# STATED GOAL
Show all lines from the data that include the word "Peak".

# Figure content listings
• • • • •
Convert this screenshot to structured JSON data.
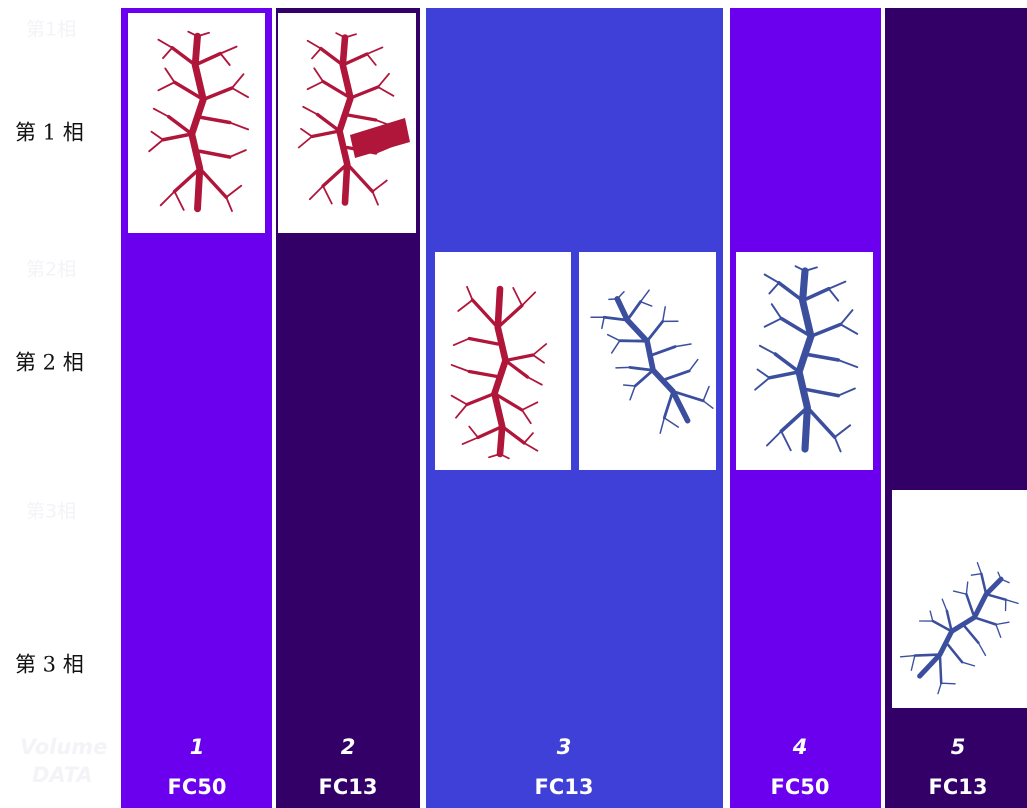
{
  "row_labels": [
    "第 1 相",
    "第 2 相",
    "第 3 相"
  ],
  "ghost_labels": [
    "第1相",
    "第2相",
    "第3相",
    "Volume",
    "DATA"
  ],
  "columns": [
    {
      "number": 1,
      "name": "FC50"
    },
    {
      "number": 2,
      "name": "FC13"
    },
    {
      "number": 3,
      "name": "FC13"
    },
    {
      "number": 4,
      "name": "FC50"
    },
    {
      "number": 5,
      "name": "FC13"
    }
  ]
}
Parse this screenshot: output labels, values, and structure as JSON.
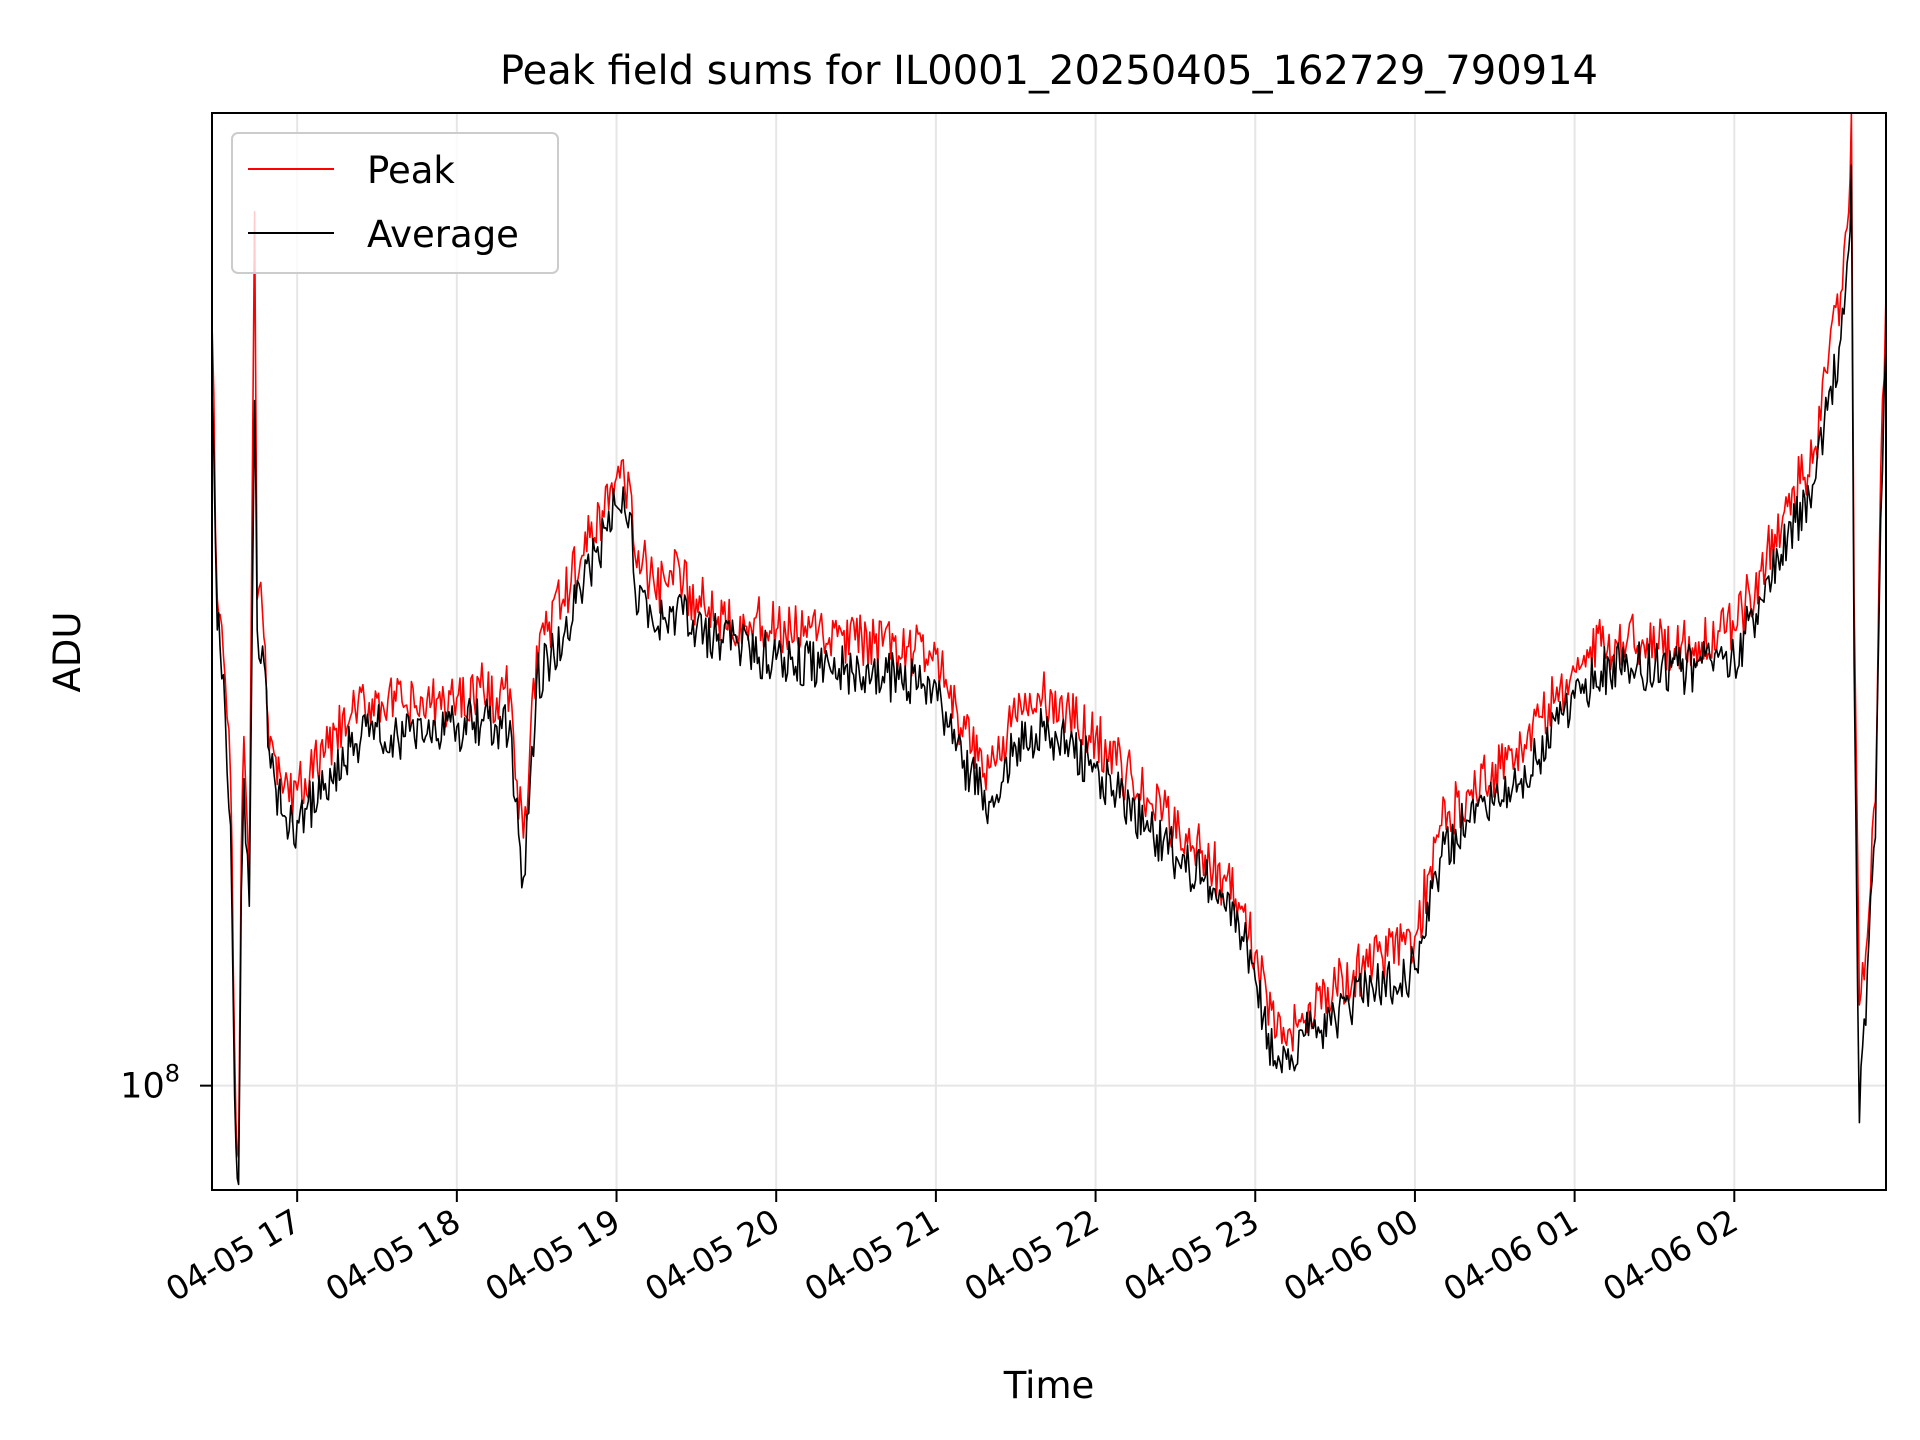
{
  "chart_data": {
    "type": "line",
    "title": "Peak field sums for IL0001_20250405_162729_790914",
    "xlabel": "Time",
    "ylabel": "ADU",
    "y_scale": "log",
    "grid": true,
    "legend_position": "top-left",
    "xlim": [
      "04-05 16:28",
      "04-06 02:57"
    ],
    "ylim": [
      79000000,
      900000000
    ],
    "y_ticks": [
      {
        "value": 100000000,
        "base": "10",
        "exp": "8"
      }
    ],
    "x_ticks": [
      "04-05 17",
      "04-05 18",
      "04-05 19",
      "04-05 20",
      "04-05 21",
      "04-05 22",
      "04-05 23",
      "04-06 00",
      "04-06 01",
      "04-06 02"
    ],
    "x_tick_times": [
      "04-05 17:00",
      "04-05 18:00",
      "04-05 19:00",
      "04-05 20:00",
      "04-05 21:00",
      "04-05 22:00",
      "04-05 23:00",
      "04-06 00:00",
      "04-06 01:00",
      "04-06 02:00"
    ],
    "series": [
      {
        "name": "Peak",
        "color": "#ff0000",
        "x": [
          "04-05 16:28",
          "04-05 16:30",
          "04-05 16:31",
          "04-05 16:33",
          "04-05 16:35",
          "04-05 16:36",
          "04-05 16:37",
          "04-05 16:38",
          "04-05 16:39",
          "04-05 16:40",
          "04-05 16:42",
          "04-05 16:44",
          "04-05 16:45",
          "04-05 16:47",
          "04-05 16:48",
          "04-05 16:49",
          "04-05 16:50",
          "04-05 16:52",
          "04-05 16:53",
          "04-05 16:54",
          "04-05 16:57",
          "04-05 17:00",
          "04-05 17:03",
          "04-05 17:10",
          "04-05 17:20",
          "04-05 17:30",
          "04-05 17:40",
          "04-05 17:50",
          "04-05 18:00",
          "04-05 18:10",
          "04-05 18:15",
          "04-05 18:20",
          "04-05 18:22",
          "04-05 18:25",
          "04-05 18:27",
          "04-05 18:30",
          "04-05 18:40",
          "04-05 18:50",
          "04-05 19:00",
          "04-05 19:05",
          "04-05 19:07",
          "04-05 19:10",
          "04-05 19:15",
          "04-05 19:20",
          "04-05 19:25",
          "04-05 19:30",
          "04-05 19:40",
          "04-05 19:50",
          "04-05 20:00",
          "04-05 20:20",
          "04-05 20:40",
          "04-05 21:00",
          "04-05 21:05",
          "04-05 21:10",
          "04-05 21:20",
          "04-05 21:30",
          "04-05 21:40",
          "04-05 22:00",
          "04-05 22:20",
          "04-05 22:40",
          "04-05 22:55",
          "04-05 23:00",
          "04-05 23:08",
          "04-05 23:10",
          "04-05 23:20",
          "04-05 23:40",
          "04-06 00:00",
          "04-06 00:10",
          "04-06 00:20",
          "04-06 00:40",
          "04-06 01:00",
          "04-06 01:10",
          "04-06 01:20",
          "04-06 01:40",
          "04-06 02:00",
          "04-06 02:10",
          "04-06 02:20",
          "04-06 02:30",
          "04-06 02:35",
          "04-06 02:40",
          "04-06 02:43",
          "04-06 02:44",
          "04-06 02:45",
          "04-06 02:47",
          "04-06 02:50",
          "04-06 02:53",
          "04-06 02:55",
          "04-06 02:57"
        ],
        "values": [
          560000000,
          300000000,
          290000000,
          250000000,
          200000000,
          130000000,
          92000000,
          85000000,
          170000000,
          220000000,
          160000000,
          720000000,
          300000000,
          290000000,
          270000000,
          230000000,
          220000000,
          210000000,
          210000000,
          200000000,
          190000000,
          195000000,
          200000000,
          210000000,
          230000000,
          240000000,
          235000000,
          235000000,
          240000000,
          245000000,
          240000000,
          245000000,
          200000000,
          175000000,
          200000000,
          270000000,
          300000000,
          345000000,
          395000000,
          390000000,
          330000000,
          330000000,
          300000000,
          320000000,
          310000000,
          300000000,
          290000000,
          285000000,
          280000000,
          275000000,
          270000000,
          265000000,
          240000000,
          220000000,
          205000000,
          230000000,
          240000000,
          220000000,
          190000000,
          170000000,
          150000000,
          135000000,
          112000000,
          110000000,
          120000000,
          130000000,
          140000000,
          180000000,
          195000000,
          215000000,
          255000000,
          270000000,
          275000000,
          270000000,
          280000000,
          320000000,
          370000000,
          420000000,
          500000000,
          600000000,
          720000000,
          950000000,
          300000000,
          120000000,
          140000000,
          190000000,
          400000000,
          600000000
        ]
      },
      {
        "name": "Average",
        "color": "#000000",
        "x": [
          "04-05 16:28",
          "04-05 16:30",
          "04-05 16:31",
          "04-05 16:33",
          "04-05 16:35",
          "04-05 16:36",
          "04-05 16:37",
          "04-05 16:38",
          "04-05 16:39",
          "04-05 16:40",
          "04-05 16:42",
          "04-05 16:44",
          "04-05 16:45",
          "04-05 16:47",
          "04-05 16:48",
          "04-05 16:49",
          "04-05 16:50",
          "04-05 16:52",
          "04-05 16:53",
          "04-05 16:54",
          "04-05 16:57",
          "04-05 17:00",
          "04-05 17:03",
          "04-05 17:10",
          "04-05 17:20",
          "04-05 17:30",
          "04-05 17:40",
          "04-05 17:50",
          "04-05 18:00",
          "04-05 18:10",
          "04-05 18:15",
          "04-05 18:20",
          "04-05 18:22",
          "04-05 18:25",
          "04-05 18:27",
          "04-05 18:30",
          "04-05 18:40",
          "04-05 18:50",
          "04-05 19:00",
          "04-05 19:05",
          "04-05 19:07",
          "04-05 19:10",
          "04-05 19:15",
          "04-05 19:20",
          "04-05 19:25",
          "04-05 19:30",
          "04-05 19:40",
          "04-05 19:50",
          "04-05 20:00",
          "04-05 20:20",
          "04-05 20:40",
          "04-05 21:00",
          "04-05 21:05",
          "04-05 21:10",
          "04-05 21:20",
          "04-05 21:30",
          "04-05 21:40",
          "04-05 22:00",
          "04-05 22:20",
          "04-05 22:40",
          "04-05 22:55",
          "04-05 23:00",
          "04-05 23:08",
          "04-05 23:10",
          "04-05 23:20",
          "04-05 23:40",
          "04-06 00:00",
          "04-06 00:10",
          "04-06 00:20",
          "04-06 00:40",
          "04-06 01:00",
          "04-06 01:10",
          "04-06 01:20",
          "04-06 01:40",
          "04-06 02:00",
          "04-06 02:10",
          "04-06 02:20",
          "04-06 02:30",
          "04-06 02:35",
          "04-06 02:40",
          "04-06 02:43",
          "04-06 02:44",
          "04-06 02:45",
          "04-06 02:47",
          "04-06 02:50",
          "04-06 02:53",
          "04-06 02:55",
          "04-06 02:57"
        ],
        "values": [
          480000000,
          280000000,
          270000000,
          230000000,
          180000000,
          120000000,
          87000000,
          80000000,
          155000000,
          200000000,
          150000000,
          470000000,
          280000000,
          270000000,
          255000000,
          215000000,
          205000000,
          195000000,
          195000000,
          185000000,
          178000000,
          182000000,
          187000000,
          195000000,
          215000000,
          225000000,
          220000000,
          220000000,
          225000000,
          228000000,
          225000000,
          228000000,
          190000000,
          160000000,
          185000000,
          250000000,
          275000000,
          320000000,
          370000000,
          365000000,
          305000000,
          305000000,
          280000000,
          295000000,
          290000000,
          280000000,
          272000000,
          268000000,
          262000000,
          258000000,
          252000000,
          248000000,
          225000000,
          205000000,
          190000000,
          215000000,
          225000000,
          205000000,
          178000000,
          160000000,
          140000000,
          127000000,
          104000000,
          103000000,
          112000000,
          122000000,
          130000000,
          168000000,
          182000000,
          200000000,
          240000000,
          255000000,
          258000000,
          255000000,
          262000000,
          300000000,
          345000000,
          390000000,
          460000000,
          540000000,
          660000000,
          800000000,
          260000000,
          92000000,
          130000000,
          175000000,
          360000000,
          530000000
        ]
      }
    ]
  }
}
• • • • •
# SOLUTION FOR THIS PROBLEM
    "title": "Peak field sums for IL0001_20250405_162729_790914",
        "name": "Peak",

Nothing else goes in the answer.